DIRECTIONS FOR THIS TASK
Both the line containing "Read this page and output its text content." and the last line of the listing are included: write out exactly the lines from one to the other.

==================================================

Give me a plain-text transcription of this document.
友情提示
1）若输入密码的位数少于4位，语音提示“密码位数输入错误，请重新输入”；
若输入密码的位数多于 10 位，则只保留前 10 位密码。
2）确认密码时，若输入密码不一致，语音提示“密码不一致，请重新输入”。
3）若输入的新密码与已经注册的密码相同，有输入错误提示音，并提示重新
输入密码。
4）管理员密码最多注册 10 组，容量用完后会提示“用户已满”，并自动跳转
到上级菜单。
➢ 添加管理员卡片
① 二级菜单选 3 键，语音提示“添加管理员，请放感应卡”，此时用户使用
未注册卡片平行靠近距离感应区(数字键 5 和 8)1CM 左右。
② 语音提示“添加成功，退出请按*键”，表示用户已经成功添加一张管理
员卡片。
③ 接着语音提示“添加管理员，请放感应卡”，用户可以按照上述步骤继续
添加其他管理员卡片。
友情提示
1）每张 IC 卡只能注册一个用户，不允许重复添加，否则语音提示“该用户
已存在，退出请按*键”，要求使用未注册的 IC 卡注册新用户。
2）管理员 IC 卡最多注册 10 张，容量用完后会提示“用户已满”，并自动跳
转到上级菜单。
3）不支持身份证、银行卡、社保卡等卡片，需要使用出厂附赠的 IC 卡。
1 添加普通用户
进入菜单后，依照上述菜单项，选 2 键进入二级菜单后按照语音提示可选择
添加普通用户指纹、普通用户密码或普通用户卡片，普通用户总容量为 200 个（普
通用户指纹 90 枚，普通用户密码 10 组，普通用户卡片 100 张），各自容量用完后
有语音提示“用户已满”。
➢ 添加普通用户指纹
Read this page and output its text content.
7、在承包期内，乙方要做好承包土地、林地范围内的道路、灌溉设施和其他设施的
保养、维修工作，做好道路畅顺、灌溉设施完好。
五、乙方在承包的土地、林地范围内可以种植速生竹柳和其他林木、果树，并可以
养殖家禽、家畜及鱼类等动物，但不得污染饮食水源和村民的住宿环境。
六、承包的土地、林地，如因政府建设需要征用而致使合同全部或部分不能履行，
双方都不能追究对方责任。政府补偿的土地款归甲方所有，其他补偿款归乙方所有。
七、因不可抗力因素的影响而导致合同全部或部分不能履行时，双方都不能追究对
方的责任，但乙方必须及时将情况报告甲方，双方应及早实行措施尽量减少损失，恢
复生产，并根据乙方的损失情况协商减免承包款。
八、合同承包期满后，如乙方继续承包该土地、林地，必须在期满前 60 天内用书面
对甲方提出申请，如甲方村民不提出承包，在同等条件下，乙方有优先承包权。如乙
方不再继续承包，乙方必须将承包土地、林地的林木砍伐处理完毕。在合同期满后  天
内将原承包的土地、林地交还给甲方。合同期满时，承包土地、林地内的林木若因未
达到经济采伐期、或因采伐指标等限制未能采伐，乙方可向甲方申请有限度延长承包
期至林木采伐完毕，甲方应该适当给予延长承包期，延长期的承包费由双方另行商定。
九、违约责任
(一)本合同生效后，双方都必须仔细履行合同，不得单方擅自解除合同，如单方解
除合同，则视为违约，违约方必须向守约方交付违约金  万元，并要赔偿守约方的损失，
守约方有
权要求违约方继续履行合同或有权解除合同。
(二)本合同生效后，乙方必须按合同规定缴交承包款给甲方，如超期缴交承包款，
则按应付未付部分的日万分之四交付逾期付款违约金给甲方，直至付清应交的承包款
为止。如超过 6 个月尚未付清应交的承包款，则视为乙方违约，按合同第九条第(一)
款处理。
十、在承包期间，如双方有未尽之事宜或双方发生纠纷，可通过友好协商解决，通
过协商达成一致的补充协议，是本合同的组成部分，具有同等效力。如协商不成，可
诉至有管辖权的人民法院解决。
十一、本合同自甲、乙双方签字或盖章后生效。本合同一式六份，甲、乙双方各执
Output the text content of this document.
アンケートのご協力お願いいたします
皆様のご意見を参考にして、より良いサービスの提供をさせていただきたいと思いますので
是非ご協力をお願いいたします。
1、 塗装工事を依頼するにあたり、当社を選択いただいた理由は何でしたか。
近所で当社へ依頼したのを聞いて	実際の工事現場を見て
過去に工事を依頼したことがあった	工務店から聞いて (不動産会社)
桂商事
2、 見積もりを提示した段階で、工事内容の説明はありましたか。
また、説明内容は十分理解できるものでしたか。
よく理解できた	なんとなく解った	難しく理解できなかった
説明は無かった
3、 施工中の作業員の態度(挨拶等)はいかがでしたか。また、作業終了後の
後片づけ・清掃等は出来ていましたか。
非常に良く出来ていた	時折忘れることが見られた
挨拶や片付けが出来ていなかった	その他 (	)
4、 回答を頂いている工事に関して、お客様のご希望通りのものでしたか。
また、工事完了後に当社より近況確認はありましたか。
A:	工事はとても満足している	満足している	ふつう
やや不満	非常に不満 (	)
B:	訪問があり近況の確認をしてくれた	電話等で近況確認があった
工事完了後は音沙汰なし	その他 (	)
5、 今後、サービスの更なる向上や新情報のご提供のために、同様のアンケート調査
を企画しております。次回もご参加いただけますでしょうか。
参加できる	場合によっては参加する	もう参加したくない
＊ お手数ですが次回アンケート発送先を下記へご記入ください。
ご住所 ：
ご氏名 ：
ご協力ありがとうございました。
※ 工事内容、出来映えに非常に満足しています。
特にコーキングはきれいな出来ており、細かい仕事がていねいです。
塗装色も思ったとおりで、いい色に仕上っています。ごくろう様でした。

==================================================

RESULT
Read this page and output its text content.
7、在承包期内，乙方要做好承包土地、林地范围内的道路、灌溉设施和其他设施的
保养、维修工作，做好道路畅顺、灌溉设施完好。
五、乙方在承包的土地、林地范围内可以种植速生竹柳和其他林木、果树，并可以
养殖家禽、家畜及鱼类等动物，但不得污染饮食水源和村民的住宿环境。
六、承包的土地、林地，如因政府建设需要征用而致使合同全部或部分不能履行，
双方都不能追究对方责任。政府补偿的土地款归甲方所有，其他补偿款归乙方所有。
七、因不可抗力因素的影响而导致合同全部或部分不能履行时，双方都不能追究对
方的责任，但乙方必须及时将情况报告甲方，双方应及早实行措施尽量减少损失，恢
复生产，并根据乙方的损失情况协商减免承包款。
八、合同承包期满后，如乙方继续承包该土地、林地，必须在期满前 60 天内用书面
对甲方提出申请，如甲方村民不提出承包，在同等条件下，乙方有优先承包权。如乙
方不再继续承包，乙方必须将承包土地、林地的林木砍伐处理完毕。在合同期满后  天
内将原承包的土地、林地交还给甲方。合同期满时，承包土地、林地内的林木若因未
达到经济采伐期、或因采伐指标等限制未能采伐，乙方可向甲方申请有限度延长承包
期至林木采伐完毕，甲方应该适当给予延长承包期，延长期的承包费由双方另行商定。
九、违约责任
(一)本合同生效后，双方都必须仔细履行合同，不得单方擅自解除合同，如单方解
除合同，则视为违约，违约方必须向守约方交付违约金  万元，并要赔偿守约方的损失，
守约方有
权要求违约方继续履行合同或有权解除合同。
(二)本合同生效后，乙方必须按合同规定缴交承包款给甲方，如超期缴交承包款，
则按应付未付部分的日万分之四交付逾期付款违约金给甲方，直至付清应交的承包款
为止。如超过 6 个月尚未付清应交的承包款，则视为乙方违约，按合同第九条第(一)
款处理。
十、在承包期间，如双方有未尽之事宜或双方发生纠纷，可通过友好协商解决，通
过协商达成一致的补充协议，是本合同的组成部分，具有同等效力。如协商不成，可
诉至有管辖权的人民法院解决。
十一、本合同自甲、乙双方签字或盖章后生效。本合同一式六份，甲、乙双方各执
Output the text content of this document.
アンケートのご協力お願いいたします
皆様のご意見を参考にして、より良いサービスの提供をさせていただきたいと思いますので
是非ご協力をお願いいたします。
1、 塗装工事を依頼するにあたり、当社を選択いただいた理由は何でしたか。
近所で当社へ依頼したのを聞いて	実際の工事現場を見て
過去に工事を依頼したことがあった	工務店から聞いて (不動産会社)
桂商事
2、 見積もりを提示した段階で、工事内容の説明はありましたか。
また、説明内容は十分理解できるものでしたか。
よく理解できた	なんとなく解った	難しく理解できなかった
説明は無かった
3、 施工中の作業員の態度(挨拶等)はいかがでしたか。また、作業終了後の
後片づけ・清掃等は出来ていましたか。
非常に良く出来ていた	時折忘れることが見られた
挨拶や片付けが出来ていなかった	その他 (	)
4、 回答を頂いている工事に関して、お客様のご希望通りのものでしたか。
また、工事完了後に当社より近況確認はありましたか。
A:	工事はとても満足している	満足している	ふつう
やや不満	非常に不満 (	)
B:	訪問があり近況の確認をしてくれた	電話等で近況確認があった
工事完了後は音沙汰なし	その他 (	)
5、 今後、サービスの更なる向上や新情報のご提供のために、同様のアンケート調査
を企画しております。次回もご参加いただけますでしょうか。
参加できる	場合によっては参加する	もう参加したくない
＊ お手数ですが次回アンケート発送先を下記へご記入ください。
ご住所 ：
ご氏名 ：
ご協力ありがとうございました。
※ 工事内容、出来映えに非常に満足しています。
特にコーキングはきれいな出来ており、細かい仕事がていねいです。
塗装色も思ったとおりで、いい色に仕上っています。ごくろう様でした。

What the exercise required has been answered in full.